* **WHAT YOU ARE ASKED TO DO**
Reproduce each line exactly, including spacing and punctuation.

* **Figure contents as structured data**
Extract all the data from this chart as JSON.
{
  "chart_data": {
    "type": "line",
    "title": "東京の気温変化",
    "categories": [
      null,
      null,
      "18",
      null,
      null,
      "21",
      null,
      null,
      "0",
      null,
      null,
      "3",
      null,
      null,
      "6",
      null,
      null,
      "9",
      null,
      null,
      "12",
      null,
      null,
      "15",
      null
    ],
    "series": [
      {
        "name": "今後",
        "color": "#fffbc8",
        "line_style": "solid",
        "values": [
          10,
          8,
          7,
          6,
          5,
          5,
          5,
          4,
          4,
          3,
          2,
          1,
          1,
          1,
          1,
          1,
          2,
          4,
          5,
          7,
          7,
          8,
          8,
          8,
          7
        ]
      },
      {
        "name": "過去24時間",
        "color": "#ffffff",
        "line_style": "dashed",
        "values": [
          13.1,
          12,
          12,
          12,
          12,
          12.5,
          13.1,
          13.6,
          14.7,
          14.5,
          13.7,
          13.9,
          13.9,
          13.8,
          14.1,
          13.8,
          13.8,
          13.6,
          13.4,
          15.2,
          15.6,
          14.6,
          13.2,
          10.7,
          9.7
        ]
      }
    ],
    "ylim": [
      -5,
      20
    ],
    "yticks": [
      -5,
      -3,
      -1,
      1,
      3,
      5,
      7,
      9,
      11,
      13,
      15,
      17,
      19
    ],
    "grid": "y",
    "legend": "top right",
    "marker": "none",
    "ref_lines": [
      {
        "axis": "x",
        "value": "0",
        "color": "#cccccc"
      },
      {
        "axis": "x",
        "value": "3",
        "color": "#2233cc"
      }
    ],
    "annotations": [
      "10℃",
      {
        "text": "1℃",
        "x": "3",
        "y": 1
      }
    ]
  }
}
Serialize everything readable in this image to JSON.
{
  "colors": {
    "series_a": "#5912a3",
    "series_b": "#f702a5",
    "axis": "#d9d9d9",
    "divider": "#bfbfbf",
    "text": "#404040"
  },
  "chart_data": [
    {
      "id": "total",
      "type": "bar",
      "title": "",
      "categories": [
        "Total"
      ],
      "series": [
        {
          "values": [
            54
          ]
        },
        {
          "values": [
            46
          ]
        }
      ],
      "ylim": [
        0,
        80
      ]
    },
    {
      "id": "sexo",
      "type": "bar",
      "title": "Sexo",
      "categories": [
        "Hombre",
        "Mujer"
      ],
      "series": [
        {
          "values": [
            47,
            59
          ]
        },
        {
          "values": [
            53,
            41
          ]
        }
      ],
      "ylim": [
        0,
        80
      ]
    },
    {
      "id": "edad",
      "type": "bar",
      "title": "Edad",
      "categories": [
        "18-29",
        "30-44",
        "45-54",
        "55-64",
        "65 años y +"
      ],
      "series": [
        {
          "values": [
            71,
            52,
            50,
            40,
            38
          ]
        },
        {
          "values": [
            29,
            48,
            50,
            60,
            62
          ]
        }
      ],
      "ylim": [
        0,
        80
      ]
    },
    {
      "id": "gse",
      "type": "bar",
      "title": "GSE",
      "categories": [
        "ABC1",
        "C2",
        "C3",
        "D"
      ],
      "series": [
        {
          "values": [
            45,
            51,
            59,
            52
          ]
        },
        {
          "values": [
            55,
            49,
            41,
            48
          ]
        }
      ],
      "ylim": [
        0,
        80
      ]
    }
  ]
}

* **THE ANSWER**
Extract all the data from this chart as JSON.
{
  "chart_data": {
    "type": "line",
    "title": "東京の気温変化",
    "categories": [
      null,
      null,
      "18",
      null,
      null,
      "21",
      null,
      null,
      "0",
      null,
      null,
      "3",
      null,
      null,
      "6",
      null,
      null,
      "9",
      null,
      null,
      "12",
      null,
      null,
      "15",
      null
    ],
    "series": [
      {
        "name": "今後",
        "color": "#fffbc8",
        "line_style": "solid",
        "values": [
          10,
          8,
          7,
          6,
          5,
          5,
          5,
          4,
          4,
          3,
          2,
          1,
          1,
          1,
          1,
          1,
          2,
          4,
          5,
          7,
          7,
          8,
          8,
          8,
          7
        ]
      },
      {
        "name": "過去24時間",
        "color": "#ffffff",
        "line_style": "dashed",
        "values": [
          13.1,
          12,
          12,
          12,
          12,
          12.5,
          13.1,
          13.6,
          14.7,
          14.5,
          13.7,
          13.9,
          13.9,
          13.8,
          14.1,
          13.8,
          13.8,
          13.6,
          13.4,
          15.2,
          15.6,
          14.6,
          13.2,
          10.7,
          9.7
        ]
      }
    ],
    "ylim": [
      -5,
      20
    ],
    "yticks": [
      -5,
      -3,
      -1,
      1,
      3,
      5,
      7,
      9,
      11,
      13,
      15,
      17,
      19
    ],
    "grid": "y",
    "legend": "top right",
    "marker": "none",
    "ref_lines": [
      {
        "axis": "x",
        "value": "0",
        "color": "#cccccc"
      },
      {
        "axis": "x",
        "value": "3",
        "color": "#2233cc"
      }
    ],
    "annotations": [
      "10℃",
      {
        "text": "1℃",
        "x": "3",
        "y": 1
      }
    ]
  }
}
Serialize everything readable in this image to JSON.
{
  "colors": {
    "series_a": "#5912a3",
    "series_b": "#f702a5",
    "axis": "#d9d9d9",
    "divider": "#bfbfbf",
    "text": "#404040"
  },
  "chart_data": [
    {
      "id": "total",
      "type": "bar",
      "title": "",
      "categories": [
        "Total"
      ],
      "series": [
        {
          "values": [
            54
          ]
        },
        {
          "values": [
            46
          ]
        }
      ],
      "ylim": [
        0,
        80
      ]
    },
    {
      "id": "sexo",
      "type": "bar",
      "title": "Sexo",
      "categories": [
        "Hombre",
        "Mujer"
      ],
      "series": [
        {
          "values": [
            47,
            59
          ]
        },
        {
          "values": [
            53,
            41
          ]
        }
      ],
      "ylim": [
        0,
        80
      ]
    },
    {
      "id": "edad",
      "type": "bar",
      "title": "Edad",
      "categories": [
        "18-29",
        "30-44",
        "45-54",
        "55-64",
        "65 años y +"
      ],
      "series": [
        {
          "values": [
            71,
            52,
            50,
            40,
            38
          ]
        },
        {
          "values": [
            29,
            48,
            50,
            60,
            62
          ]
        }
      ],
      "ylim": [
        0,
        80
      ]
    },
    {
      "id": "gse",
      "type": "bar",
      "title": "GSE",
      "categories": [
        "ABC1",
        "C2",
        "C3",
        "D"
      ],
      "series": [
        {
          "values": [
            45,
            51,
            59,
            52
          ]
        },
        {
          "values": [
            55,
            49,
            41,
            48
          ]
        }
      ],
      "ylim": [
        0,
        80
      ]
    }
  ]
}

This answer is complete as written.